▶ [Description of the task]: Retype the records below exactly as they appear.

▶ [Excerpted data]:
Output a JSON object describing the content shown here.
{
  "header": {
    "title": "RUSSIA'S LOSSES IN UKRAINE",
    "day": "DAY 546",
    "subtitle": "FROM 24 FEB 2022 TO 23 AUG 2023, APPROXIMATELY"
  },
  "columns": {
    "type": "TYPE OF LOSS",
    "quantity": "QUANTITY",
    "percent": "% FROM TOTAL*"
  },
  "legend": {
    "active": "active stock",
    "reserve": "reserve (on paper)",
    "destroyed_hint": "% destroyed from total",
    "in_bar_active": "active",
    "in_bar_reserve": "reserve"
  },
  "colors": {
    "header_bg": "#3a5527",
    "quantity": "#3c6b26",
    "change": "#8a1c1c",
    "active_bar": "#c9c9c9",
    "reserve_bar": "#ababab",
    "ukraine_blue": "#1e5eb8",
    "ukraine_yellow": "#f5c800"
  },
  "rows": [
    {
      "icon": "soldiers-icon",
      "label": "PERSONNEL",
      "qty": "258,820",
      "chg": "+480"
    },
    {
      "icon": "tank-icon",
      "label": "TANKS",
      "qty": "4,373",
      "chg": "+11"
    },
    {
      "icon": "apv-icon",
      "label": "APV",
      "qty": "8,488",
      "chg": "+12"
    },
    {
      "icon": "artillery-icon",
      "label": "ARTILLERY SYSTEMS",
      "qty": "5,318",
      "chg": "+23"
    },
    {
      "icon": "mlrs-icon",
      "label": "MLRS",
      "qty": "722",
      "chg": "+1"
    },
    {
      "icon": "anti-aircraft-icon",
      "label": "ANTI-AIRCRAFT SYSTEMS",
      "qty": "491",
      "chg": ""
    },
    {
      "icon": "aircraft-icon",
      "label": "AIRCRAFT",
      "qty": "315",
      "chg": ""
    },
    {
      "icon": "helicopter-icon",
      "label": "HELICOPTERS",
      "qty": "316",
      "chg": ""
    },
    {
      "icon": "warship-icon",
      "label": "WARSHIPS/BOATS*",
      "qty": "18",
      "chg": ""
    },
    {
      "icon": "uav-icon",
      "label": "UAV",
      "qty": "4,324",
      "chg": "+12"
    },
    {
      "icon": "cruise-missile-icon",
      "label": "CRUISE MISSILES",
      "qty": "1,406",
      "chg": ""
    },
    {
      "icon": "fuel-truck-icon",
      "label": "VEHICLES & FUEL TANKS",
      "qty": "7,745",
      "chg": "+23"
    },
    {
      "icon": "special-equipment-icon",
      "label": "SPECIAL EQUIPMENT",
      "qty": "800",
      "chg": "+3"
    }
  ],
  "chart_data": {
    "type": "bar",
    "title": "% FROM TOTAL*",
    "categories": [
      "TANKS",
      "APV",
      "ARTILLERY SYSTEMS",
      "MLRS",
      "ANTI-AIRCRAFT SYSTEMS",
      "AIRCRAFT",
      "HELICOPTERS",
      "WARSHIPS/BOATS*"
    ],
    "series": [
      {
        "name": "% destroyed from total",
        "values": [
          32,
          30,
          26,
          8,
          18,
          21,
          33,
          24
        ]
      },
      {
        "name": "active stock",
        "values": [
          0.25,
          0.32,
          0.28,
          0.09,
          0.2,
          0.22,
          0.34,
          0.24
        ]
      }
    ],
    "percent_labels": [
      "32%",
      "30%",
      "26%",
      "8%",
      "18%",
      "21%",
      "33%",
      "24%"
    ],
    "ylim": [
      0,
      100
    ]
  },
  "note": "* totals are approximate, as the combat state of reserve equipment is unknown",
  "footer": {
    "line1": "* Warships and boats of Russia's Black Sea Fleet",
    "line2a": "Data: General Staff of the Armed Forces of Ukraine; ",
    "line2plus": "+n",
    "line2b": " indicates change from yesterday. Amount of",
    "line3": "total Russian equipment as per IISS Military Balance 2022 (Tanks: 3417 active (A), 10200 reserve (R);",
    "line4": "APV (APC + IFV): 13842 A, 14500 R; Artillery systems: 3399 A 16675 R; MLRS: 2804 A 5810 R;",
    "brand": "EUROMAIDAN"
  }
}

▶ [Output for this task]:
Output a JSON object describing the content shown here.
{
  "header": {
    "title": "RUSSIA'S LOSSES IN UKRAINE",
    "day": "DAY 546",
    "subtitle": "FROM 24 FEB 2022 TO 23 AUG 2023, APPROXIMATELY"
  },
  "columns": {
    "type": "TYPE OF LOSS",
    "quantity": "QUANTITY",
    "percent": "% FROM TOTAL*"
  },
  "legend": {
    "active": "active stock",
    "reserve": "reserve (on paper)",
    "destroyed_hint": "% destroyed from total",
    "in_bar_active": "active",
    "in_bar_reserve": "reserve"
  },
  "colors": {
    "header_bg": "#3a5527",
    "quantity": "#3c6b26",
    "change": "#8a1c1c",
    "active_bar": "#c9c9c9",
    "reserve_bar": "#ababab",
    "ukraine_blue": "#1e5eb8",
    "ukraine_yellow": "#f5c800"
  },
  "rows": [
    {
      "icon": "soldiers-icon",
      "label": "PERSONNEL",
      "qty": "258,820",
      "chg": "+480"
    },
    {
      "icon": "tank-icon",
      "label": "TANKS",
      "qty": "4,373",
      "chg": "+11"
    },
    {
      "icon": "apv-icon",
      "label": "APV",
      "qty": "8,488",
      "chg": "+12"
    },
    {
      "icon": "artillery-icon",
      "label": "ARTILLERY SYSTEMS",
      "qty": "5,318",
      "chg": "+23"
    },
    {
      "icon": "mlrs-icon",
      "label": "MLRS",
      "qty": "722",
      "chg": "+1"
    },
    {
      "icon": "anti-aircraft-icon",
      "label": "ANTI-AIRCRAFT SYSTEMS",
      "qty": "491",
      "chg": ""
    },
    {
      "icon": "aircraft-icon",
      "label": "AIRCRAFT",
      "qty": "315",
      "chg": ""
    },
    {
      "icon": "helicopter-icon",
      "label": "HELICOPTERS",
      "qty": "316",
      "chg": ""
    },
    {
      "icon": "warship-icon",
      "label": "WARSHIPS/BOATS*",
      "qty": "18",
      "chg": ""
    },
    {
      "icon": "uav-icon",
      "label": "UAV",
      "qty": "4,324",
      "chg": "+12"
    },
    {
      "icon": "cruise-missile-icon",
      "label": "CRUISE MISSILES",
      "qty": "1,406",
      "chg": ""
    },
    {
      "icon": "fuel-truck-icon",
      "label": "VEHICLES & FUEL TANKS",
      "qty": "7,745",
      "chg": "+23"
    },
    {
      "icon": "special-equipment-icon",
      "label": "SPECIAL EQUIPMENT",
      "qty": "800",
      "chg": "+3"
    }
  ],
  "chart_data": {
    "type": "bar",
    "title": "% FROM TOTAL*",
    "categories": [
      "TANKS",
      "APV",
      "ARTILLERY SYSTEMS",
      "MLRS",
      "ANTI-AIRCRAFT SYSTEMS",
      "AIRCRAFT",
      "HELICOPTERS",
      "WARSHIPS/BOATS*"
    ],
    "series": [
      {
        "name": "% destroyed from total",
        "values": [
          32,
          30,
          26,
          8,
          18,
          21,
          33,
          24
        ]
      },
      {
        "name": "active stock",
        "values": [
          0.25,
          0.32,
          0.28,
          0.09,
          0.2,
          0.22,
          0.34,
          0.24
        ]
      }
    ],
    "percent_labels": [
      "32%",
      "30%",
      "26%",
      "8%",
      "18%",
      "21%",
      "33%",
      "24%"
    ],
    "ylim": [
      0,
      100
    ]
  },
  "note": "* totals are approximate, as the combat state of reserve equipment is unknown",
  "footer": {
    "line1": "* Warships and boats of Russia's Black Sea Fleet",
    "line2a": "Data: General Staff of the Armed Forces of Ukraine; ",
    "line2plus": "+n",
    "line2b": " indicates change from yesterday. Amount of",
    "line3": "total Russian equipment as per IISS Military Balance 2022 (Tanks: 3417 active (A), 10200 reserve (R);",
    "line4": "APV (APC + IFV): 13842 A, 14500 R; Artillery systems: 3399 A 16675 R; MLRS: 2804 A 5810 R;",
    "brand": "EUROMAIDAN"
  }
}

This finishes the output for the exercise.